Consigne 1: Réécris le passage de la présentation du documentaire sur les LIP qui s'ouvre sur les mots contenant « Le premier thème » et se ferme sur « exemple témoigne également. », en remplaçant « sociologue » par « politiste ».
Consigne 2: Rédige la suite de la présentation du documentaire sur les LIP, après sa dernière phrase.

Extrait de page:
##############################

5 octobre 2017
12h30 – 15h30
Amphi 3 – Campus de Jacob Bellecombette
Entrée libre
Les LIP, L’imagination au pouvoir, 2007, de Christian Rouaud
Documentaire exceptionnel et extrêmement réussi, ce film porte sur un conflit social original, l’un des plus populaires et des plus médiatisés de l’après 1968, le conflit de l’usine LIP à Besançon, capitale, alors, de l’horlogerie française. Leçon d’histoire et de mobilisation politique, ouverture sur le monde des coopératives et de l’entrepreneuriat alternatif, plongée dans les dimensions intimes et genrées du militantisme : les niveaux et clefs de lecture de ce témoignage hors normes sont multiples. Et si nul, jamais, ne ressort indifférent de sa projection, c’est cependant aujourd’hui encore le mot d’ordre bannière de la résistance des 1300 employés qui étonne, irrite, ou interpelle le plus : « On fabrique, on vend, on se paie. C’est possible ». Une autre vision du sens de l’entreprise et du travail que celle qui s’est imposée depuis, en somme.
Parmi les multiples pistes d’approfondissement qu’offre le documentaire, en outre de celles que pourront faire émerger les questions, on privilégiera ici deux grands
thèmes.
Le premier thème consistera à replacer rapidement l’aventure des LIP dans son histoire proche et dans celle, plus longue, des « modes d’action » ou « répertoires d’action collective » selon l’expression du sociologue américain Charles Tilly. A cet égard on évoquera le développement et les usages des deux modes d’action emblématiques du cas LIP que sont la grève et l’occupation de locaux, et plus incidemment les modalités de détournement festifs et conviviaux, dont cet exemple témoigne également.
Pour aller plus loin :
- Sur le droit de grève aujourd’hui [cliquez ici] et [ici]
- Sur les « répertoires d’action collective », très pédagogique et bien fait [cliquez ici]
« Vous avez su démontrer une nouvelle fois que si les patrons ne peuvent jamais se passer des ouvriers, les ouvriers peuvent des passer des patrons ! »

##############################

Éléments issus d'une source de données

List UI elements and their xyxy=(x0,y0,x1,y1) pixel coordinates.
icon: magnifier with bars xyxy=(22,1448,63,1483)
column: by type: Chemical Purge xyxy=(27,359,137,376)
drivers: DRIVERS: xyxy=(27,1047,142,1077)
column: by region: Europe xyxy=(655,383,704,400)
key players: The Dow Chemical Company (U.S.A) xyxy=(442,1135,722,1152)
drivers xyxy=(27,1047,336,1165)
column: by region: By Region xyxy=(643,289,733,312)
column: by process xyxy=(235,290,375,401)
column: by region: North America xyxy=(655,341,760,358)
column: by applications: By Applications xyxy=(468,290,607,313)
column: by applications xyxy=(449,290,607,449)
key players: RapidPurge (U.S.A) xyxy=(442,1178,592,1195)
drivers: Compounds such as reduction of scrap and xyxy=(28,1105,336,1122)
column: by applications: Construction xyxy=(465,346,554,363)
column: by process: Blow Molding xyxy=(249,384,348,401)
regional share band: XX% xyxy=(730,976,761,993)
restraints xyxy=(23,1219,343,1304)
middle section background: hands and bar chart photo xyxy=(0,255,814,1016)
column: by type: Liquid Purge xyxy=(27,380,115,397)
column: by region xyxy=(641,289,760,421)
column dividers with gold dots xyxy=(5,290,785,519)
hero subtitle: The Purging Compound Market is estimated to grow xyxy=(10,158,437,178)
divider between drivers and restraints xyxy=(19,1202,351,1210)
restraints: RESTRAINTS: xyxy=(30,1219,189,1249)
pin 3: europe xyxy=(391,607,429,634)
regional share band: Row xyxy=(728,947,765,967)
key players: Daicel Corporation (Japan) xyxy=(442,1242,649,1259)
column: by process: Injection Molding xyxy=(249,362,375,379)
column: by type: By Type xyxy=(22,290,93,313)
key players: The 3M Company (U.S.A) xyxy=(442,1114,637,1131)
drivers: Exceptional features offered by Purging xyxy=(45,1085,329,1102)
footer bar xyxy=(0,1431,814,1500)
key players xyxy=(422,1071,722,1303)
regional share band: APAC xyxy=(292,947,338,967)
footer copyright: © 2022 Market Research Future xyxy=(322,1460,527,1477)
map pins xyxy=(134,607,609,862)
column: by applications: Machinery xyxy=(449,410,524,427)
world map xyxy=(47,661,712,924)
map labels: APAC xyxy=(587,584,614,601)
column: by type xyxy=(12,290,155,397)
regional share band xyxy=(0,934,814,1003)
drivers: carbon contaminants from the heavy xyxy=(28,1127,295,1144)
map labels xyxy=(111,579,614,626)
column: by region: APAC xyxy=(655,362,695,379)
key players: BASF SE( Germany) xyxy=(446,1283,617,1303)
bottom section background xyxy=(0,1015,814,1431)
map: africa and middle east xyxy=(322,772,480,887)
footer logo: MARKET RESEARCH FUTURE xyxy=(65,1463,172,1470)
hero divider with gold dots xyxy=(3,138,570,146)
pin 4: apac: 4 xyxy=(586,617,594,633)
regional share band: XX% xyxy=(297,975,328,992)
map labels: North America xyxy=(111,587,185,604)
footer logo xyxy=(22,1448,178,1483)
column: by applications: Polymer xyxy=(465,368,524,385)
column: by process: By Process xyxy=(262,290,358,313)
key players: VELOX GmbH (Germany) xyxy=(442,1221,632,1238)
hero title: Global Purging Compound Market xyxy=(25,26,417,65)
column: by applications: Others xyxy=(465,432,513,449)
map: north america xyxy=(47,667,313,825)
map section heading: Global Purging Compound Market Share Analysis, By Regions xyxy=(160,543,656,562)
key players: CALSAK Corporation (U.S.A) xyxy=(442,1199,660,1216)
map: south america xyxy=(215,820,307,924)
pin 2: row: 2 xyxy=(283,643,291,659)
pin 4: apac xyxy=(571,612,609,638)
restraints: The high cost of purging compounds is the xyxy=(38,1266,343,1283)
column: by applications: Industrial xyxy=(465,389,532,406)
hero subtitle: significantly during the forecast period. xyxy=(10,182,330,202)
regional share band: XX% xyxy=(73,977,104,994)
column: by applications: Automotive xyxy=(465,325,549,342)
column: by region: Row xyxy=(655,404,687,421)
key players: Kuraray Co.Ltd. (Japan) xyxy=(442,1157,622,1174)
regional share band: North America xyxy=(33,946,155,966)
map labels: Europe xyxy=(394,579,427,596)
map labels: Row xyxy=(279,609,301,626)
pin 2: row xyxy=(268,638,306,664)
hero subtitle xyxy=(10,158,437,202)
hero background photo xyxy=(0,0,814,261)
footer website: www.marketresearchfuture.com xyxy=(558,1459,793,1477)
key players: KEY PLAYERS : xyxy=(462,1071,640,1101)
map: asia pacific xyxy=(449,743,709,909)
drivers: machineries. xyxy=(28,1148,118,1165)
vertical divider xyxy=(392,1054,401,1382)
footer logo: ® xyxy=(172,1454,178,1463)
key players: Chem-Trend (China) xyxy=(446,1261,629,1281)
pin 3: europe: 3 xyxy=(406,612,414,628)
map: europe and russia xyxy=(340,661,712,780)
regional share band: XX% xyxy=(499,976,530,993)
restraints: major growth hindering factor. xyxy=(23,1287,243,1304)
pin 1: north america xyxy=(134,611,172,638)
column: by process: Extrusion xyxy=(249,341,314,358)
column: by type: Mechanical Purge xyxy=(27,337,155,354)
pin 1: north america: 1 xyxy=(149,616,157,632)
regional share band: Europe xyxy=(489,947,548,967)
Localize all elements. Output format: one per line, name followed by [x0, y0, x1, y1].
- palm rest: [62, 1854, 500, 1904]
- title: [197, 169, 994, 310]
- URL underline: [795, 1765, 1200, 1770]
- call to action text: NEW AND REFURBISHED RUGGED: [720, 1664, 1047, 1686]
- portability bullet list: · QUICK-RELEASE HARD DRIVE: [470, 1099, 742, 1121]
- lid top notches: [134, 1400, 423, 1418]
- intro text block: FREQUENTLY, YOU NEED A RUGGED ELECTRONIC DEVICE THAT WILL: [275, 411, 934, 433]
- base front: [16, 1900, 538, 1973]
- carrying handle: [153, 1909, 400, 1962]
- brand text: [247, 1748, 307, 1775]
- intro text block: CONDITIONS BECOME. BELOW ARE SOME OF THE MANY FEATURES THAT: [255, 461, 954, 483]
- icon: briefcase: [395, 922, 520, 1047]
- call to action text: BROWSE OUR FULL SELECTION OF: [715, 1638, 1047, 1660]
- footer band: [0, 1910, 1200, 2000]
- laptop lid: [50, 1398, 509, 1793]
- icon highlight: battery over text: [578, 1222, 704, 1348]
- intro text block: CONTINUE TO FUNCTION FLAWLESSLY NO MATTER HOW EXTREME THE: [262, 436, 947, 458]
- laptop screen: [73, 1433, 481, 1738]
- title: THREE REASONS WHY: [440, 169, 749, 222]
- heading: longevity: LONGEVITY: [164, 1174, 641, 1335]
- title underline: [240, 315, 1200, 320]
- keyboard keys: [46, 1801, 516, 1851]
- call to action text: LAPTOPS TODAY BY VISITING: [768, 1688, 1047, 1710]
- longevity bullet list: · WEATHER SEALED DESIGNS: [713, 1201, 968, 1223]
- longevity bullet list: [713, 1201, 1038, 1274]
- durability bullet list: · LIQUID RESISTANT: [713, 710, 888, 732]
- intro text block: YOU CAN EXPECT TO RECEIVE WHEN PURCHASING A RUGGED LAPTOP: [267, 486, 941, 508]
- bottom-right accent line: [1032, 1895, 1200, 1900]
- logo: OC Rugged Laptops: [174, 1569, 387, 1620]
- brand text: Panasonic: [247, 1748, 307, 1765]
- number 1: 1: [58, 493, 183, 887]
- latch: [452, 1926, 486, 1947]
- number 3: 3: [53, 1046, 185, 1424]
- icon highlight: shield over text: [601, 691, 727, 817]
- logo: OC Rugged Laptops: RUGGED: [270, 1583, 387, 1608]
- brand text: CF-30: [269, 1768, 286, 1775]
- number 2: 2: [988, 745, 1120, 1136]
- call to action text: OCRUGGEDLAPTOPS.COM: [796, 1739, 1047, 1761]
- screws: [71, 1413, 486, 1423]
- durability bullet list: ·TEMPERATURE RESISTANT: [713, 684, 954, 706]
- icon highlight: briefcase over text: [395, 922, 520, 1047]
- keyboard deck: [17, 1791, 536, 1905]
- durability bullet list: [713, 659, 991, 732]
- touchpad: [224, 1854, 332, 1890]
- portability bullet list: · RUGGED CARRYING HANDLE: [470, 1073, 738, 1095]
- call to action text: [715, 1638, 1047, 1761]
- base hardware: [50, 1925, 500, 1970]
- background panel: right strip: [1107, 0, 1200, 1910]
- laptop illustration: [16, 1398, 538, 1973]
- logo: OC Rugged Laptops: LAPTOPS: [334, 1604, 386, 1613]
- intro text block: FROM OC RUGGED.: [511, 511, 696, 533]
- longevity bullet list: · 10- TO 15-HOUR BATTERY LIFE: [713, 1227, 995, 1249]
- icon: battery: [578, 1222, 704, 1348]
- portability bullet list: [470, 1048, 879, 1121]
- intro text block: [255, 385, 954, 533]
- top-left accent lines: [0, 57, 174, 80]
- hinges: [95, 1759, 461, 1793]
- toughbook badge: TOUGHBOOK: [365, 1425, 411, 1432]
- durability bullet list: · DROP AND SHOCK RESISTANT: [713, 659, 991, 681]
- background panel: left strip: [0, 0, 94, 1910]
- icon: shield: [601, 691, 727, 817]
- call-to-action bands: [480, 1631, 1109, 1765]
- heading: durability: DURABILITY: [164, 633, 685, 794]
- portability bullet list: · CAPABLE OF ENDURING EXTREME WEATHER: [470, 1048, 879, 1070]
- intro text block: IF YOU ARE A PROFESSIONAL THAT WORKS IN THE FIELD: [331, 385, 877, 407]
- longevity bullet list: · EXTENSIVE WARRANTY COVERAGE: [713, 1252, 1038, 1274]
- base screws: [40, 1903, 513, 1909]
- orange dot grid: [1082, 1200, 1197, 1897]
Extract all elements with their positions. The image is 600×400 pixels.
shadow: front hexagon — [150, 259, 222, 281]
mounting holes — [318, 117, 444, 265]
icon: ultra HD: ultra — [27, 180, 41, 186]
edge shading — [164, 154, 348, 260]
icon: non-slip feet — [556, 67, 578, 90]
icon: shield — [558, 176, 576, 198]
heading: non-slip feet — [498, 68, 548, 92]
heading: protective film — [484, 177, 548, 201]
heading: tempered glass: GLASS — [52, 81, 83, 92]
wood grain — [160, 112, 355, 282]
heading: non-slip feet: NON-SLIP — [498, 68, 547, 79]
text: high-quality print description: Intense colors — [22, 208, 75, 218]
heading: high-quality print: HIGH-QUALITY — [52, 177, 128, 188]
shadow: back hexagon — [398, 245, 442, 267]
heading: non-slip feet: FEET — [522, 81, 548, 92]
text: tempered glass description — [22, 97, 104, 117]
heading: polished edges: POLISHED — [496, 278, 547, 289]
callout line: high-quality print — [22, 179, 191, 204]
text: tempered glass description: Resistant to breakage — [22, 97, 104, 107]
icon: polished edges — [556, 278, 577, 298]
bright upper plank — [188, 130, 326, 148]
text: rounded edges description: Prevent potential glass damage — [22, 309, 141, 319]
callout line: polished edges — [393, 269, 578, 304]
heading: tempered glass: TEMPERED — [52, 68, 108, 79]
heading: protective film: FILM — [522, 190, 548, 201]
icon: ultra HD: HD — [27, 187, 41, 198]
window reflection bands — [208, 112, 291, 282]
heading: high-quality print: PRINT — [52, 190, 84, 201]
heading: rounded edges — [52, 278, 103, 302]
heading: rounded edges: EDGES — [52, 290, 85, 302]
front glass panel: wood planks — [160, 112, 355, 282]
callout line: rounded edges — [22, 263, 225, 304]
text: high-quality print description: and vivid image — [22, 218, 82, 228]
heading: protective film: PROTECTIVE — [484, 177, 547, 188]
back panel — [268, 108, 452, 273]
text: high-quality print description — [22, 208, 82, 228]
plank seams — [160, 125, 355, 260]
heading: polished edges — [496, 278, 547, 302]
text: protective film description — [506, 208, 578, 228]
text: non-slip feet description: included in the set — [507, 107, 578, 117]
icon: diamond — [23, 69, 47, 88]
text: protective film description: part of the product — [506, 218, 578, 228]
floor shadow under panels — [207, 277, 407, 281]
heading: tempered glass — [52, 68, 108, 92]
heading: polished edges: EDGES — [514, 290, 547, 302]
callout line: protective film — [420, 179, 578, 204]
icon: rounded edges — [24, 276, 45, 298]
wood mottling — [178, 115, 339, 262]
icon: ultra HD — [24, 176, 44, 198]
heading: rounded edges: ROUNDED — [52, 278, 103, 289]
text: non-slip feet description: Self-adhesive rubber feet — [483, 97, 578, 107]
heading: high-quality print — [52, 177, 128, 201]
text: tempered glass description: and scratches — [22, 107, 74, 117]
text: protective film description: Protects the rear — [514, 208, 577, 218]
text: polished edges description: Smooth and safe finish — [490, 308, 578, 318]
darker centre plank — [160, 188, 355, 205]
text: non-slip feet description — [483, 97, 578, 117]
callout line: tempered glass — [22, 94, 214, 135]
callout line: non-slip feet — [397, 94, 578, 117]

##############################

Réponse attendue 1:
Le premier thème consistera à replacer rapidement l’aventure des LIP dans son histoire proche et dans celle, plus longue, des « modes d’action » ou « répertoires d’action collective » selon l’expression du politiste américain Charles Tilly. A cet égard on évoquera le développement et les usages des deux modes d’action emblématiques du cas LIP que sont la grève et l’occupation de locaux, et plus incidemment les modalités de détournement festifs et conviviaux, dont cet exemple témoigne également.

Réponse attendue 2:
La phrase de Georges Séguy, alors secrétaire général de la CGT, reflète moins la position durant le conflit LIP, assez attentiste et gênée, de ce syndicat, que l’une des idées les plus anciennes et tenaces du monde ouvrier européen : le thème de l’autoorganisation du travail. Ce thème peut être rattaché comme on l’évoquera rapidement à la longue histoire des coopératives et du mouvement coopératif. Dès le XIXe siècle, l’idée des coopératives se présente en effet comme celle d’une alternative à la fois au capitalisme et au collectivisme, et elle doit être associée à celles d’associations et de mutuelles. Sa portée est réelle aujourd’hui encore même si ses réussites sont demeurées en définitive assez limitées. Parmi ses objectifs et postulats principaux on retiendra la propriété collective des moyens de production, la démocratie interne (un homme/une femme – une voix), et plus largement la transparence et une vision non hiérarchique. On fera également le lien avec la notion de « l’autogestion », très présente dans les années 1970.
Pour en savoir plus :
- voir d’abord le grand livre de référence d’André Gueslin, L’invention de l’économie sociale : idées, pratiques et imaginaires coopératifs et mutualistes dans la France du XIXème, Economica, 1987 (2ème édition en 1998).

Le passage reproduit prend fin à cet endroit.